#### Texte source
================

À l’inverse, à dix ans, on change forcément de mode de réflexion. Il existe certes des tendances lourdes, mais on peut se demander ce que l’on a l’ambition de réaliser à cet horizon. Il est ici question non pas de ce que nous pouvons faire, mais de ce que nous voulons faire.

Ensuite, c’est un horizon qui permet d’envisager des investissements, qu’ils soient matériels, intellectuels ou institutionnels. Non seulement ces investissements peuvent être réalisés, mais ils ont aussi le temps de porter leurs fruits. On pourrait citer de multiples exemples.

Enfin, c’est un horizon qui dépasse – et vous y avez fait allusion, monsieur le président – celui d’une mandature, particulièrement eu égard au rythme des alternances que nous avons connues au cours des dernières décennies. Il s’agit davantage de l’horizon d’une collectivité ou d’une société que de celui d’une équipe.

En même temps, c’est un horizon suffisamment proche pour que, si l’on se fixe des objectifs, on soit amené à en tirer des conséquences assez rapidement.

L’objection classique, à laquelle Joël Bourdin a déjà répondu, c’est celle de l’incertitude. Que peut-on savoir à un tel horizon ? Évidemment, les incertitudes sont considérables, mais nous avons aussi quelques certitudes.

================

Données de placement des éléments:

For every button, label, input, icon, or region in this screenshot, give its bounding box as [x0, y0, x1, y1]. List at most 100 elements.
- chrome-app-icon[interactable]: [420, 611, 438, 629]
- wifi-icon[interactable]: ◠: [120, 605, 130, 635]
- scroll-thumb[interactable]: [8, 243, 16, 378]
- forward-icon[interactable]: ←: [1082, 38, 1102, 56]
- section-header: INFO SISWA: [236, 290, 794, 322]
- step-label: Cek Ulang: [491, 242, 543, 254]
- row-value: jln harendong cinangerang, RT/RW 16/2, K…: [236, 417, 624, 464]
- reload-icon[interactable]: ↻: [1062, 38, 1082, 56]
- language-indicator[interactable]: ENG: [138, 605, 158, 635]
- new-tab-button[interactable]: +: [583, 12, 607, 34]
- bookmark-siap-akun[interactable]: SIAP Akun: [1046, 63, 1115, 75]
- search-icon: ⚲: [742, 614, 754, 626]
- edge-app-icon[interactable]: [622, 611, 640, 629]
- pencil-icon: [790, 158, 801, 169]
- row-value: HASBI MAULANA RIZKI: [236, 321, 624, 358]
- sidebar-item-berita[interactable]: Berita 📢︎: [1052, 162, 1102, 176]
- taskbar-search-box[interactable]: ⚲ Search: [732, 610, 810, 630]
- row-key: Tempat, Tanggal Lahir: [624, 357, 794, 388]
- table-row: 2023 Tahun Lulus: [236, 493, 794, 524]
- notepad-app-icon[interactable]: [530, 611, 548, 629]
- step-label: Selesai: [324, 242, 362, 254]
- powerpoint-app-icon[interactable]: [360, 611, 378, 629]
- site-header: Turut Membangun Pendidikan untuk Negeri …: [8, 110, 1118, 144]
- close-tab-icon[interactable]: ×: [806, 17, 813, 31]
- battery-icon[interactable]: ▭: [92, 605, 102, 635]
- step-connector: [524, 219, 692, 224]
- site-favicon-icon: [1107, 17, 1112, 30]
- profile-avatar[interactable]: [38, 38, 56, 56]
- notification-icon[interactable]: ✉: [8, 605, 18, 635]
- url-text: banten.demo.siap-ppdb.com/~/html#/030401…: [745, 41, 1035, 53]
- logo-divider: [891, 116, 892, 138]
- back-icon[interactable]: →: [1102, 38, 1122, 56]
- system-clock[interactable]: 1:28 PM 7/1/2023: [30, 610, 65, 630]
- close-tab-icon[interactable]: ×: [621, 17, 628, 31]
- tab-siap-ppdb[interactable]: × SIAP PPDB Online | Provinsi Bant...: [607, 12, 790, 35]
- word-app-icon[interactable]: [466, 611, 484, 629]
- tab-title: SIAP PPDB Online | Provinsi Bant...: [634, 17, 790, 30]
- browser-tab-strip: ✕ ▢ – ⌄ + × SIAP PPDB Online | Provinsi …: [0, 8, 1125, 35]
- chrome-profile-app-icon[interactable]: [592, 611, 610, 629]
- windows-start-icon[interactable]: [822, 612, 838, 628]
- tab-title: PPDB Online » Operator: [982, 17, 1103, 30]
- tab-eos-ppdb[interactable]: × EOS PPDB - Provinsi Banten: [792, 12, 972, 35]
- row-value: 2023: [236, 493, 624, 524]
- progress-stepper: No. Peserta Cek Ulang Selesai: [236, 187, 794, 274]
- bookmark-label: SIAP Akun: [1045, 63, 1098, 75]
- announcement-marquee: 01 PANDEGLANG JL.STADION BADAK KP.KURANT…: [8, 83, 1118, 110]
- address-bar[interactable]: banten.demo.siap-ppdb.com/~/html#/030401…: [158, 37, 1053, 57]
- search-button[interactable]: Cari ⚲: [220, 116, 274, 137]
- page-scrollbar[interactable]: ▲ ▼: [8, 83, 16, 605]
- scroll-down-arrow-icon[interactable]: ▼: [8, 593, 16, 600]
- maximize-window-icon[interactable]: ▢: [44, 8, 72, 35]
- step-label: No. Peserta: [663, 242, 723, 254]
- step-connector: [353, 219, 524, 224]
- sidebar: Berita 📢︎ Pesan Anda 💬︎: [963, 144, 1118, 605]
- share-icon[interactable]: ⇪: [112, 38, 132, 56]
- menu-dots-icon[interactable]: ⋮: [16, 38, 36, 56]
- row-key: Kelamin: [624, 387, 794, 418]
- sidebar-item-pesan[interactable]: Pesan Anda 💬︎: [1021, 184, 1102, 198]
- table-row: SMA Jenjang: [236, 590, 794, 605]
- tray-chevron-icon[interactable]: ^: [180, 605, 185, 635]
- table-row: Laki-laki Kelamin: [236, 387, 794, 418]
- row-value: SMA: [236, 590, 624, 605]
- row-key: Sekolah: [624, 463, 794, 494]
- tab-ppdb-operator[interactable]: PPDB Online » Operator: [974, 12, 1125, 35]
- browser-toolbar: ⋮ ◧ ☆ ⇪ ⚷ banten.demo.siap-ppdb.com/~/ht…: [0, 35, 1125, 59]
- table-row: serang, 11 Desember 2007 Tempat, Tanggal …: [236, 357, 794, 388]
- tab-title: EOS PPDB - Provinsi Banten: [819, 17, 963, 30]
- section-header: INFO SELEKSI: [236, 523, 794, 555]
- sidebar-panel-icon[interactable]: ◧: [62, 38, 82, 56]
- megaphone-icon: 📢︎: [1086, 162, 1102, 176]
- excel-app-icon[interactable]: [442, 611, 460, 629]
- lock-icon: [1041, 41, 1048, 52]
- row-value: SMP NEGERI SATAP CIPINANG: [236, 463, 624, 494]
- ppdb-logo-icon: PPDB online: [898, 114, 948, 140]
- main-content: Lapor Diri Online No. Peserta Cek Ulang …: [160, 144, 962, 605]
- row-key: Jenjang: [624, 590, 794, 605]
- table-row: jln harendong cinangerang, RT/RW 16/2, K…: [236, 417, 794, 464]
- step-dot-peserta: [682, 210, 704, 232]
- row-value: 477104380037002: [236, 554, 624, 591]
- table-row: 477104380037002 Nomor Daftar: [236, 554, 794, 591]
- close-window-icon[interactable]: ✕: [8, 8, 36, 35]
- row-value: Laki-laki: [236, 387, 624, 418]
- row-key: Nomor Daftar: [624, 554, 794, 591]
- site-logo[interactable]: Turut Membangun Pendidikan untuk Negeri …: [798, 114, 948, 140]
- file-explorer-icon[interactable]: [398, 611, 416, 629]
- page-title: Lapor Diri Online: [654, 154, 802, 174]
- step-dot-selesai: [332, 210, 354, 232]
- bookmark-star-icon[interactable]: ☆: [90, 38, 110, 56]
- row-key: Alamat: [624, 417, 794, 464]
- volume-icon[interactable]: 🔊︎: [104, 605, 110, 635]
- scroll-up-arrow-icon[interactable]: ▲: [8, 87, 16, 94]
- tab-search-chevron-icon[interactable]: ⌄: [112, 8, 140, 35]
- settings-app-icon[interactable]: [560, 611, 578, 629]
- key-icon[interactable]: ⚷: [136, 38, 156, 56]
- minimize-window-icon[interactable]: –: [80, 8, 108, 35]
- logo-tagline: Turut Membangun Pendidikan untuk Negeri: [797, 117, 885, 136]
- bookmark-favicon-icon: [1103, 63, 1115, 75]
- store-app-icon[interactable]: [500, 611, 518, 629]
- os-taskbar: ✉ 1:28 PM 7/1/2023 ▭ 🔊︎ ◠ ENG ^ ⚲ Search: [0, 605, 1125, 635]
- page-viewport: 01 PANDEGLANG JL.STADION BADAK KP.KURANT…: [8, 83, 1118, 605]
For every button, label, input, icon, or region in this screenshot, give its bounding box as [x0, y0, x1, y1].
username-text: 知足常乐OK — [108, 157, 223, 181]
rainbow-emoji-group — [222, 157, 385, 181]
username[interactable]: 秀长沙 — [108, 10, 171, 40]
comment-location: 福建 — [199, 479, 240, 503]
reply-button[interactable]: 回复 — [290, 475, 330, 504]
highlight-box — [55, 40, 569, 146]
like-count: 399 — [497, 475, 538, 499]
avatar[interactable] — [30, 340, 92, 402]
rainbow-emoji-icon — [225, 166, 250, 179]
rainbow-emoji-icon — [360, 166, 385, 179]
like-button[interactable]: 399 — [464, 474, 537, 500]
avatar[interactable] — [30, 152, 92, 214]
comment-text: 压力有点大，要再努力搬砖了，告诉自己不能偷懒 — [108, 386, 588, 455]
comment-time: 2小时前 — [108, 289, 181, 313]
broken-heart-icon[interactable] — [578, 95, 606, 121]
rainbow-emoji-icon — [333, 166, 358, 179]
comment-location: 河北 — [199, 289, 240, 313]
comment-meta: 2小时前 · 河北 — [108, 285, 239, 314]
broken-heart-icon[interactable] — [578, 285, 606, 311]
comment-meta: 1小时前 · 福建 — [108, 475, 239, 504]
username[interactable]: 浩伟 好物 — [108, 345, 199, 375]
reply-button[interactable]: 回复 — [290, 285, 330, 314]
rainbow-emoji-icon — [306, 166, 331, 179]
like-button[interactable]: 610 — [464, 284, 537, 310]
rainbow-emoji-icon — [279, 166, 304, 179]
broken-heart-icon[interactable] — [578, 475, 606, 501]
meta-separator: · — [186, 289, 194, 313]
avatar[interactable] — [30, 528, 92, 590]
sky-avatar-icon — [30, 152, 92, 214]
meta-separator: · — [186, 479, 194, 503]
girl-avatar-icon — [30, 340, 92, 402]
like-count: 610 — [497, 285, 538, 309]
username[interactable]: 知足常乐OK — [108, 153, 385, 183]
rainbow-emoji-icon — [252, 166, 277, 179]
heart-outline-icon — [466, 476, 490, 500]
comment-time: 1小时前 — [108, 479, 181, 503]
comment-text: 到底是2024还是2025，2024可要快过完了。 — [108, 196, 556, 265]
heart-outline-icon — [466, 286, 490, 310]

================

#### Consigne 1
D'après le texte sur l'horizon de dix ans, quelle est l'objection classique à laquelle Joël Bourdin a déjà répondu ?
#### Consigne 2
Recopiez à l'identique les enregistrements, depuis leur toute première ligne jusqu'à la ligne contenant "- scroll-thumb[interactable]: [8, 243, 16, 378]", celle-ci comprise.
Le texte et les enregistrements sont deux documents sans lien entre eux.

#### Corrigé complet 1
C'est l'objection de l'incertitude.

#### Corrigé complet 2
For every button, label, input, icon, or region in this screenshot, give its bounding box as [x0, y0, x1, y1]. List at most 100 elements.
- chrome-app-icon[interactable]: [420, 611, 438, 629]
- wifi-icon[interactable]: ◠: [120, 605, 130, 635]
- scroll-thumb[interactable]: [8, 243, 16, 378]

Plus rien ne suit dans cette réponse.